### WORK INSTRUCTIONS
Lines that include the word "city" are the ones to copy.

## BEGIN SUPPLIED RECORDS

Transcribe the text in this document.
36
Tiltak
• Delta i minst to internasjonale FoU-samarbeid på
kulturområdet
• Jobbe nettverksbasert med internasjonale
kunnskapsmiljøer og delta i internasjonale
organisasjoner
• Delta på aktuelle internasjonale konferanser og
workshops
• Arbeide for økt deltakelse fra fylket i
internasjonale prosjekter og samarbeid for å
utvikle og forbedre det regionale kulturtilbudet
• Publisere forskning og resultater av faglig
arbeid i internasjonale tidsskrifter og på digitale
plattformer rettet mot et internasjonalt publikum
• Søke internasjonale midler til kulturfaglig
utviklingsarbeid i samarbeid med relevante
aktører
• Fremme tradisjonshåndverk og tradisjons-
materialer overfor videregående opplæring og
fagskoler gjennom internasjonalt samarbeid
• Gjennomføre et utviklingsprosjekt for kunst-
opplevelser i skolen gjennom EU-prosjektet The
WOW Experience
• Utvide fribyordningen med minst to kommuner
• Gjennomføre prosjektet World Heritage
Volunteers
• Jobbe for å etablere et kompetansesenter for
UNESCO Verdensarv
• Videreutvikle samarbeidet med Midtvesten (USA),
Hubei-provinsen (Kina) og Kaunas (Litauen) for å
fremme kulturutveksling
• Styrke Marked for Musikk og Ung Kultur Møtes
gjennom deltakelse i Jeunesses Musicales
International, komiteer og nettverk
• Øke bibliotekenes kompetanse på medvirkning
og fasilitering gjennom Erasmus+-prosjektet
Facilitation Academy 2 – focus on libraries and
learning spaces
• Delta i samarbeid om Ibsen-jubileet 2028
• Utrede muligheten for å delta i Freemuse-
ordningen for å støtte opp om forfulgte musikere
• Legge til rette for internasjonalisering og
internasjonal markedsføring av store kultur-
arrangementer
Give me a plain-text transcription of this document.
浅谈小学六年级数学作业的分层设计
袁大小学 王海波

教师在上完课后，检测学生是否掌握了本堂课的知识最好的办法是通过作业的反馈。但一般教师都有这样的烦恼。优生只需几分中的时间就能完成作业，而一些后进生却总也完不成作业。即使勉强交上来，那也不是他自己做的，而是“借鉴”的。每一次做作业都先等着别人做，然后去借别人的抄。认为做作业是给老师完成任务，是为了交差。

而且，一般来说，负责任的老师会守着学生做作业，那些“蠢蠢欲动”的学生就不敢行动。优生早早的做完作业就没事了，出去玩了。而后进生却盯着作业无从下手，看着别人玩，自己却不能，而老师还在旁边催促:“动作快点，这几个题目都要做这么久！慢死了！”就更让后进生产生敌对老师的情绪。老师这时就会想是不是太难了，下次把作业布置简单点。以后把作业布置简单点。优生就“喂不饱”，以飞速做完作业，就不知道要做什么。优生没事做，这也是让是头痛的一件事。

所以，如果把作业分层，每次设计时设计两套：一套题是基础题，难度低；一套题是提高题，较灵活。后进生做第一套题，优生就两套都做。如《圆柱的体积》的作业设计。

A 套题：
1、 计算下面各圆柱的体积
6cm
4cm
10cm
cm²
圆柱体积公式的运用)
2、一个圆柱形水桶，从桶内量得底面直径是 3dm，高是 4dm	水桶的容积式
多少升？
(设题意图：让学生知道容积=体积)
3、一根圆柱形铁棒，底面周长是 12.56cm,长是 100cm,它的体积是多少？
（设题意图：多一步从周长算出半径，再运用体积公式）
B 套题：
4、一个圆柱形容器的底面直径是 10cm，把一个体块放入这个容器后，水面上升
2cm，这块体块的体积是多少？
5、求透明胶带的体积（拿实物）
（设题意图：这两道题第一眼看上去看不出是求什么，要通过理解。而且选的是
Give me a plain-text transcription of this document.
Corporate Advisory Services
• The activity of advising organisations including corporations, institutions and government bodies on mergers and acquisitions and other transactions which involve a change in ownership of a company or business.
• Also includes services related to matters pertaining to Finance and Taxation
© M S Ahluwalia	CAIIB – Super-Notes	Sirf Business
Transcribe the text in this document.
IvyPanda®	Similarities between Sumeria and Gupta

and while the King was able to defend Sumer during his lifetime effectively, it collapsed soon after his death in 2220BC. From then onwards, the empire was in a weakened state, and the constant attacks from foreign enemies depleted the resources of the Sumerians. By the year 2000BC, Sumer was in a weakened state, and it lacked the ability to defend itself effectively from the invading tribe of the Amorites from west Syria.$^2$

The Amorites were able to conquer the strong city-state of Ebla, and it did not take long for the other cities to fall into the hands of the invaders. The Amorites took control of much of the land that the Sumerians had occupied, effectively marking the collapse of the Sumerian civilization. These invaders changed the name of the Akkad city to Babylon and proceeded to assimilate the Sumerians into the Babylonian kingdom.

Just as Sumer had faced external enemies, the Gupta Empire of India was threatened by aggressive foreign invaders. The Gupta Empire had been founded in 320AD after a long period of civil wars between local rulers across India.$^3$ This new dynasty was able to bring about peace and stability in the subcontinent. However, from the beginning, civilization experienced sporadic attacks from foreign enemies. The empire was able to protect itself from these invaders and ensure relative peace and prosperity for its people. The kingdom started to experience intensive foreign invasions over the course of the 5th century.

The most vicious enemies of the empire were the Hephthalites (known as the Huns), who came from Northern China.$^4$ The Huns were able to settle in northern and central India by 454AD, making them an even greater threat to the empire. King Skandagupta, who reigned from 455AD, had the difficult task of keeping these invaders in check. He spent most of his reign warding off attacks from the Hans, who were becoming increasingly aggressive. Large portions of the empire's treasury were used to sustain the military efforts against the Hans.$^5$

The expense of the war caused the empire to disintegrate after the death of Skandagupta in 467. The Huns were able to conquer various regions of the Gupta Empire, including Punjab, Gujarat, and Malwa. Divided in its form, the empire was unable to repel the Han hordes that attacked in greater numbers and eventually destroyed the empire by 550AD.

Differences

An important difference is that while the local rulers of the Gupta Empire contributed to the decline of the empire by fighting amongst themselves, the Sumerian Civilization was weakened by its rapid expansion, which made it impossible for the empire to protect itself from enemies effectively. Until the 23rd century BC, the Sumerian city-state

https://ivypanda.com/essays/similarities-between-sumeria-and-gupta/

## END SUPPLIED RECORDS

### RESPONSE TO THIS TASK
The Amorites were able to conquer the strong city-state of Ebla, and it did not take long for the other cities to fall into the hands of the invaders. The Amorites took control of much of the land that the Sumerians had occupied, effectively marking the collapse of the Sumerian civilization. These invaders changed the name of the Akkad city to Babylon and proceeded to assimilate the Sumerians into the Babylonian kingdom.
An important difference is that while the local rulers of the Gupta Empire contributed to the decline of the empire by fighting amongst themselves, the Sumerian Civilization was weakened by its rapid expansion, which made it impossible for the empire to protect itself from enemies effectively. Until the 23rd century BC, the Sumerian city-state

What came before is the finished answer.